Segment Start: RECORD EXTRACTS

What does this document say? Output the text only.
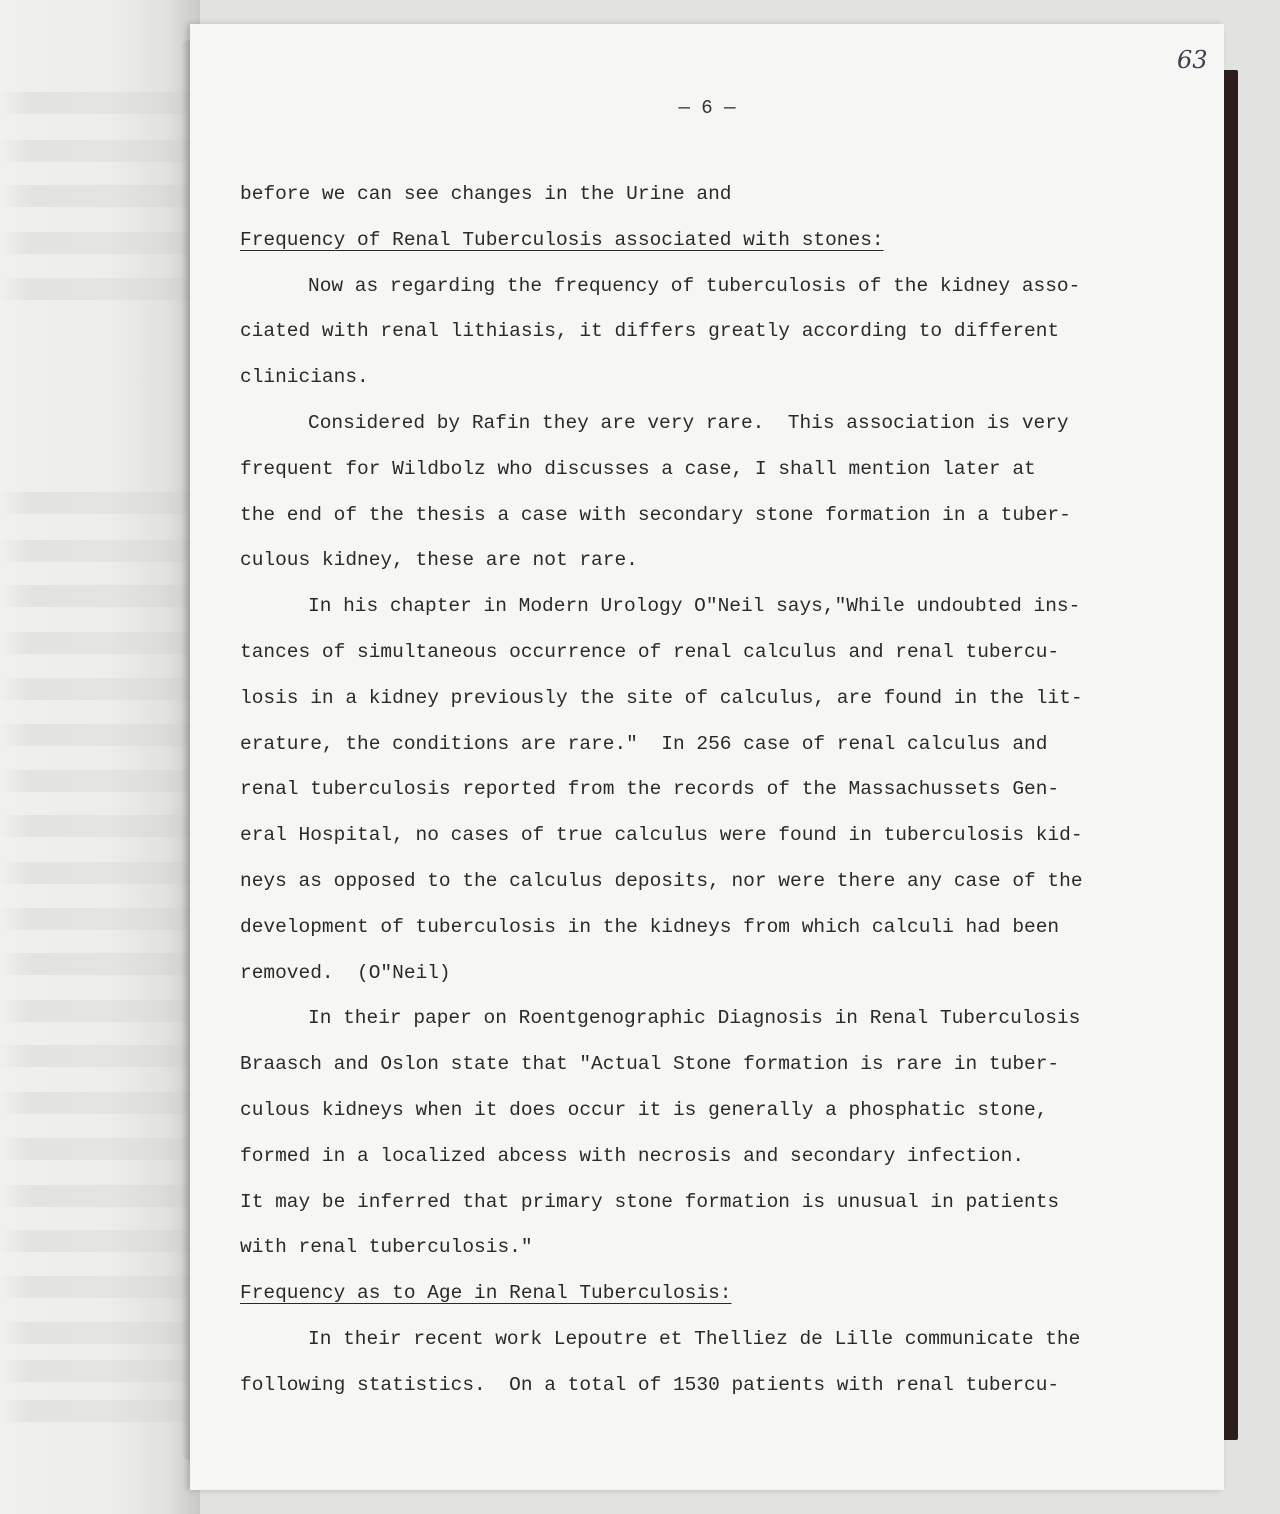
63
— 6 —
before we can see changes in the Urine and
Frequency of Renal Tuberculosis associated with stones:
Now as regarding the frequency of tuberculosis of the kidney asso-
ciated with renal lithiasis, it differs greatly according to different
clinicians.
Considered by Rafin they are very rare.  This association is very
frequent for Wildbolz who discusses a case, I shall mention later at
the end of the thesis a case with secondary stone formation in a tuber-
culous kidney, these are not rare.
In his chapter in Modern Urology O"Neil says,"While undoubted ins-
tances of simultaneous occurrence of renal calculus and renal tubercu-
losis in a kidney previously the site of calculus, are found in the lit-
erature, the conditions are rare."  In 256 case of renal calculus and
renal tuberculosis reported from the records of the Massachussets Gen-
eral Hospital, no cases of true calculus were found in tuberculosis kid-
neys as opposed to the calculus deposits, nor were there any case of the
development of tuberculosis in the kidneys from which calculi had been
removed.  (O"Neil)
In their paper on Roentgenographic Diagnosis in Renal Tuberculosis
Braasch and Oslon state that "Actual Stone formation is rare in tuber-
culous kidneys when it does occur it is generally a phosphatic stone,
formed in a localized abcess with necrosis and secondary infection.
It may be inferred that primary stone formation is unusual in patients
with renal tuberculosis."
Frequency as to Age in Renal Tuberculosis:
In their recent work Lepoutre et Thelliez de Lille communicate the
following statistics.  On a total of 1530 patients with renal tubercu-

Segment End: RECORD EXTRACTS

### EXERCISE
Reproduce each line above precisely, with no pictures.

### RESULT BELOW
What does this document say? Output the text only.
63
— 6 —
before we can see changes in the Urine and
Frequency of Renal Tuberculosis associated with stones:
Now as regarding the frequency of tuberculosis of the kidney asso-
ciated with renal lithiasis, it differs greatly according to different
clinicians.
Considered by Rafin they are very rare.  This association is very
frequent for Wildbolz who discusses a case, I shall mention later at
the end of the thesis a case with secondary stone formation in a tuber-
culous kidney, these are not rare.
In his chapter in Modern Urology O"Neil says,"While undoubted ins-
tances of simultaneous occurrence of renal calculus and renal tubercu-
losis in a kidney previously the site of calculus, are found in the lit-
erature, the conditions are rare."  In 256 case of renal calculus and
renal tuberculosis reported from the records of the Massachussets Gen-
eral Hospital, no cases of true calculus were found in tuberculosis kid-
neys as opposed to the calculus deposits, nor were there any case of the
development of tuberculosis in the kidneys from which calculi had been
removed.  (O"Neil)
In their paper on Roentgenographic Diagnosis in Renal Tuberculosis
Braasch and Oslon state that "Actual Stone formation is rare in tuber-
culous kidneys when it does occur it is generally a phosphatic stone,
formed in a localized abcess with necrosis and secondary infection.
It may be inferred that primary stone formation is unusual in patients
with renal tuberculosis."
Frequency as to Age in Renal Tuberculosis:
In their recent work Lepoutre et Thelliez de Lille communicate the
following statistics.  On a total of 1530 patients with renal tubercu-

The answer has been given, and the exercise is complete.